### Directions for this task
Write the material out again exactly as it stands.

### Dataset items

※ ※ ※

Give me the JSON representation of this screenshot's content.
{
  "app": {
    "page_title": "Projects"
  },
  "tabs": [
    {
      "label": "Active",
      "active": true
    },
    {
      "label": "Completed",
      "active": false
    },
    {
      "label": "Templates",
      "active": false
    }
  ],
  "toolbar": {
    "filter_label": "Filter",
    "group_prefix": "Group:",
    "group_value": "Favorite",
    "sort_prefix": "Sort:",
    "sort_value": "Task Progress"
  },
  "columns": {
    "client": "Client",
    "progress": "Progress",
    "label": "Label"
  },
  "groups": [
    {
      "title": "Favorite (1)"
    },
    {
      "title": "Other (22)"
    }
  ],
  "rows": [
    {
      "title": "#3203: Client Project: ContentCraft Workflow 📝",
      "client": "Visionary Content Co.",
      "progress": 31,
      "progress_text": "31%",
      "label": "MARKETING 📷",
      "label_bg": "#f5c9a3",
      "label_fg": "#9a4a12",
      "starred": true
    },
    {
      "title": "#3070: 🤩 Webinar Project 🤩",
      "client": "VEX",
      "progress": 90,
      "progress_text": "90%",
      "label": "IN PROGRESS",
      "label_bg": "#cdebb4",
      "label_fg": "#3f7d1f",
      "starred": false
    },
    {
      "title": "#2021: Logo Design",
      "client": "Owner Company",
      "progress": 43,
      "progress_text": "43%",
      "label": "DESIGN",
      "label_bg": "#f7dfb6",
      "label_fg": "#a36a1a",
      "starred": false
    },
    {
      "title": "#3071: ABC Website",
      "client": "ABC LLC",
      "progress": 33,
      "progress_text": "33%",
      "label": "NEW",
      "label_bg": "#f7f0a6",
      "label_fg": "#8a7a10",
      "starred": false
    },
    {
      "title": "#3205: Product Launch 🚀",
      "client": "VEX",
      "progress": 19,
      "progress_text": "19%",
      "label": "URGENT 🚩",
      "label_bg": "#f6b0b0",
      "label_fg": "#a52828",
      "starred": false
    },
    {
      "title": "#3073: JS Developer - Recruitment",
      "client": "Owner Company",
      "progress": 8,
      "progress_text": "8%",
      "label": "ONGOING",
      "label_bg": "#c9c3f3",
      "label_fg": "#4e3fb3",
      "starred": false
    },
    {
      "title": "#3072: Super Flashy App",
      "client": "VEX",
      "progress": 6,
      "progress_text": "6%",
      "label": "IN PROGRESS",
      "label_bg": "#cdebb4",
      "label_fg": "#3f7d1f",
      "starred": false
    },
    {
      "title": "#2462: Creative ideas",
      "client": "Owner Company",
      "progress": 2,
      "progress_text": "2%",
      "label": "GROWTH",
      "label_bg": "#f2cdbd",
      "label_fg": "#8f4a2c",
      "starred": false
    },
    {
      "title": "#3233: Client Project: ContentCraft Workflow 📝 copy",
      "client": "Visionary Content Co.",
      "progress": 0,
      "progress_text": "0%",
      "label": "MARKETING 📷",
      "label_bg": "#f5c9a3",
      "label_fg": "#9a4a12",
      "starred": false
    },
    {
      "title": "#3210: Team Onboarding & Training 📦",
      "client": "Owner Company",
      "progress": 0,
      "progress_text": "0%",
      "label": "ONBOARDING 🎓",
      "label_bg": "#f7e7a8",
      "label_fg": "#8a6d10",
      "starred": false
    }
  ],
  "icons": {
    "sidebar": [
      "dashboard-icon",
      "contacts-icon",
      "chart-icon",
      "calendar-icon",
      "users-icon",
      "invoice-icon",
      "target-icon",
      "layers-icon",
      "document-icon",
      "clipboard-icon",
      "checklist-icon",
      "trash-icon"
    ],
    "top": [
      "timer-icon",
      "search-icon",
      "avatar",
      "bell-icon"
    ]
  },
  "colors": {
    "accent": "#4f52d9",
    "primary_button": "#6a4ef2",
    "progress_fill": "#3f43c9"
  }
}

※ ※ ※

### Result
Give me the JSON representation of this screenshot's content.
{
  "app": {
    "page_title": "Projects"
  },
  "tabs": [
    {
      "label": "Active",
      "active": true
    },
    {
      "label": "Completed",
      "active": false
    },
    {
      "label": "Templates",
      "active": false
    }
  ],
  "toolbar": {
    "filter_label": "Filter",
    "group_prefix": "Group:",
    "group_value": "Favorite",
    "sort_prefix": "Sort:",
    "sort_value": "Task Progress"
  },
  "columns": {
    "client": "Client",
    "progress": "Progress",
    "label": "Label"
  },
  "groups": [
    {
      "title": "Favorite (1)"
    },
    {
      "title": "Other (22)"
    }
  ],
  "rows": [
    {
      "title": "#3203: Client Project: ContentCraft Workflow 📝",
      "client": "Visionary Content Co.",
      "progress": 31,
      "progress_text": "31%",
      "label": "MARKETING 📷",
      "label_bg": "#f5c9a3",
      "label_fg": "#9a4a12",
      "starred": true
    },
    {
      "title": "#3070: 🤩 Webinar Project 🤩",
      "client": "VEX",
      "progress": 90,
      "progress_text": "90%",
      "label": "IN PROGRESS",
      "label_bg": "#cdebb4",
      "label_fg": "#3f7d1f",
      "starred": false
    },
    {
      "title": "#2021: Logo Design",
      "client": "Owner Company",
      "progress": 43,
      "progress_text": "43%",
      "label": "DESIGN",
      "label_bg": "#f7dfb6",
      "label_fg": "#a36a1a",
      "starred": false
    },
    {
      "title": "#3071: ABC Website",
      "client": "ABC LLC",
      "progress": 33,
      "progress_text": "33%",
      "label": "NEW",
      "label_bg": "#f7f0a6",
      "label_fg": "#8a7a10",
      "starred": false
    },
    {
      "title": "#3205: Product Launch 🚀",
      "client": "VEX",
      "progress": 19,
      "progress_text": "19%",
      "label": "URGENT 🚩",
      "label_bg": "#f6b0b0",
      "label_fg": "#a52828",
      "starred": false
    },
    {
      "title": "#3073: JS Developer - Recruitment",
      "client": "Owner Company",
      "progress": 8,
      "progress_text": "8%",
      "label": "ONGOING",
      "label_bg": "#c9c3f3",
      "label_fg": "#4e3fb3",
      "starred": false
    },
    {
      "title": "#3072: Super Flashy App",
      "client": "VEX",
      "progress": 6,
      "progress_text": "6%",
      "label": "IN PROGRESS",
      "label_bg": "#cdebb4",
      "label_fg": "#3f7d1f",
      "starred": false
    },
    {
      "title": "#2462: Creative ideas",
      "client": "Owner Company",
      "progress": 2,
      "progress_text": "2%",
      "label": "GROWTH",
      "label_bg": "#f2cdbd",
      "label_fg": "#8f4a2c",
      "starred": false
    },
    {
      "title": "#3233: Client Project: ContentCraft Workflow 📝 copy",
      "client": "Visionary Content Co.",
      "progress": 0,
      "progress_text": "0%",
      "label": "MARKETING 📷",
      "label_bg": "#f5c9a3",
      "label_fg": "#9a4a12",
      "starred": false
    },
    {
      "title": "#3210: Team Onboarding & Training 📦",
      "client": "Owner Company",
      "progress": 0,
      "progress_text": "0%",
      "label": "ONBOARDING 🎓",
      "label_bg": "#f7e7a8",
      "label_fg": "#8a6d10",
      "starred": false
    }
  ],
  "icons": {
    "sidebar": [
      "dashboard-icon",
      "contacts-icon",
      "chart-icon",
      "calendar-icon",
      "users-icon",
      "invoice-icon",
      "target-icon",
      "layers-icon",
      "document-icon",
      "clipboard-icon",
      "checklist-icon",
      "trash-icon"
    ],
    "top": [
      "timer-icon",
      "search-icon",
      "avatar",
      "bell-icon"
    ]
  },
  "colors": {
    "accent": "#4f52d9",
    "primary_button": "#6a4ef2",
    "progress_fill": "#3f43c9"
  }
}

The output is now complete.